> _REQUIREMENTS_:
In this exercise, reproduce all the entries that follow exactly.

> _Structured figure records_:
══════
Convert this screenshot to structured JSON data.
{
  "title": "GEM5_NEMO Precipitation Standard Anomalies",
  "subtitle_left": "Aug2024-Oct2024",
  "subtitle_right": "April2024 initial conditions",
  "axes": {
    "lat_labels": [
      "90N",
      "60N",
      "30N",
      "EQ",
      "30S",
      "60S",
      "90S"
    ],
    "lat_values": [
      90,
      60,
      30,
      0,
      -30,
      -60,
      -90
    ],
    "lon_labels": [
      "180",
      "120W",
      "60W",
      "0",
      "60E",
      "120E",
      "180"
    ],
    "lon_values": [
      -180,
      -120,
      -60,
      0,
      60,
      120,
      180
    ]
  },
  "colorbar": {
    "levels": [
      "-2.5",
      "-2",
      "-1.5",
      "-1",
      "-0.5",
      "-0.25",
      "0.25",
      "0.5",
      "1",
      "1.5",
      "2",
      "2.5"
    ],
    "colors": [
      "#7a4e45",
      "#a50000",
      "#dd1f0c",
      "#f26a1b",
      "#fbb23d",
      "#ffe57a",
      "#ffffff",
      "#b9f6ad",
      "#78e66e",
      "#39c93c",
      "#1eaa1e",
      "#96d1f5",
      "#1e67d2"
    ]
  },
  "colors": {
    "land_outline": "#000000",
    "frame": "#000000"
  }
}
══════
> _THE SOLUTION_:
Convert this screenshot to structured JSON data.
{
  "title": "GEM5_NEMO Precipitation Standard Anomalies",
  "subtitle_left": "Aug2024-Oct2024",
  "subtitle_right": "April2024 initial conditions",
  "axes": {
    "lat_labels": [
      "90N",
      "60N",
      "30N",
      "EQ",
      "30S",
      "60S",
      "90S"
    ],
    "lat_values": [
      90,
      60,
      30,
      0,
      -30,
      -60,
      -90
    ],
    "lon_labels": [
      "180",
      "120W",
      "60W",
      "0",
      "60E",
      "120E",
      "180"
    ],
    "lon_values": [
      -180,
      -120,
      -60,
      0,
      60,
      120,
      180
    ]
  },
  "colorbar": {
    "levels": [
      "-2.5",
      "-2",
      "-1.5",
      "-1",
      "-0.5",
      "-0.25",
      "0.25",
      "0.5",
      "1",
      "1.5",
      "2",
      "2.5"
    ],
    "colors": [
      "#7a4e45",
      "#a50000",
      "#dd1f0c",
      "#f26a1b",
      "#fbb23d",
      "#ffe57a",
      "#ffffff",
      "#b9f6ad",
      "#78e66e",
      "#39c93c",
      "#1eaa1e",
      "#96d1f5",
      "#1e67d2"
    ]
  },
  "colors": {
    "land_outline": "#000000",
    "frame": "#000000"
  }
}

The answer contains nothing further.